--- TASK DIRECTIONS ---
Identify every line in the records below that contains the word "which", and copy each of those lines.

-*-*-

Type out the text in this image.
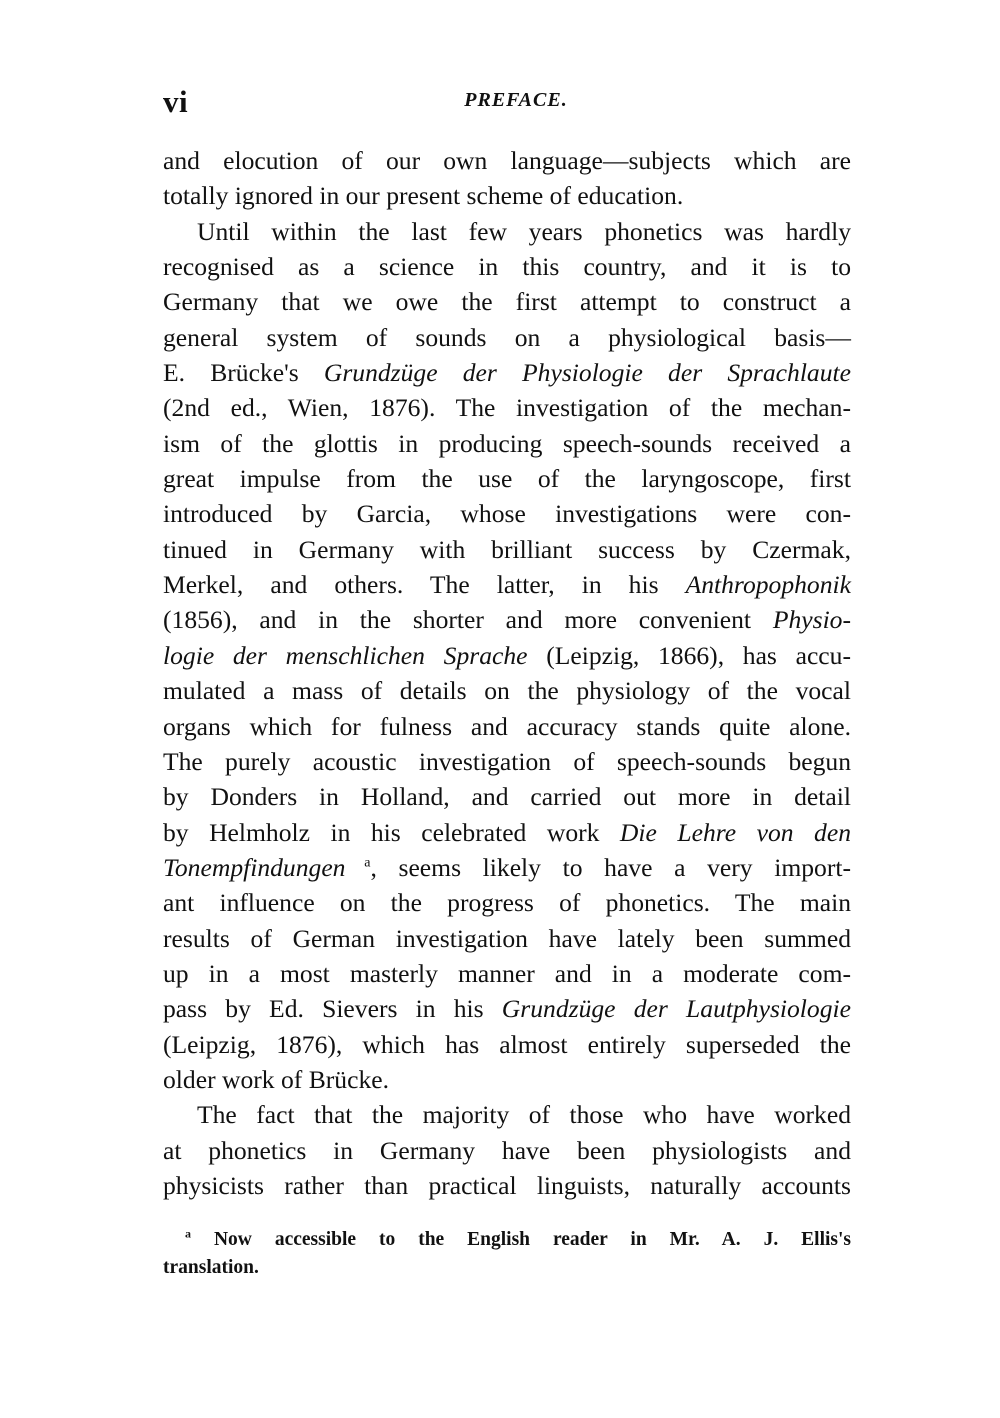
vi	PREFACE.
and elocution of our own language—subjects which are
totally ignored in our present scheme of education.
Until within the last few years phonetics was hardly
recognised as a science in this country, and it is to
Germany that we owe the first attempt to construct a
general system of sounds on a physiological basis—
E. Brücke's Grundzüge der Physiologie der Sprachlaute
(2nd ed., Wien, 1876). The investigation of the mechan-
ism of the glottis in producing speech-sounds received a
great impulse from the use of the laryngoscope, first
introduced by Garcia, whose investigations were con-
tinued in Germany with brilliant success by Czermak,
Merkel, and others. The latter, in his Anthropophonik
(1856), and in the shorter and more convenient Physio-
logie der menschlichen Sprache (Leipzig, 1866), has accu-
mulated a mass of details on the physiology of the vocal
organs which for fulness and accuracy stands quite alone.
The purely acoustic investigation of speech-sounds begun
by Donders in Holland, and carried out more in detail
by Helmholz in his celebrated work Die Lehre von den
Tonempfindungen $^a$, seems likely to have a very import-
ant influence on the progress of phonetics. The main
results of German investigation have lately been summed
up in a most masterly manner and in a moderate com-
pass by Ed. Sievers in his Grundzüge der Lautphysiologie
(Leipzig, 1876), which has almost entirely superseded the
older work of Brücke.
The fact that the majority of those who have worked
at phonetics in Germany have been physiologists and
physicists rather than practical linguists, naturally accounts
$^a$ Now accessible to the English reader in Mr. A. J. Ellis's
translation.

-*-*-

--- SOLUTION BELOW ---
and elocution of our own language—subjects which are
organs which for fulness and accuracy stands quite alone.
(Leipzig, 1876), which has almost entirely superseded the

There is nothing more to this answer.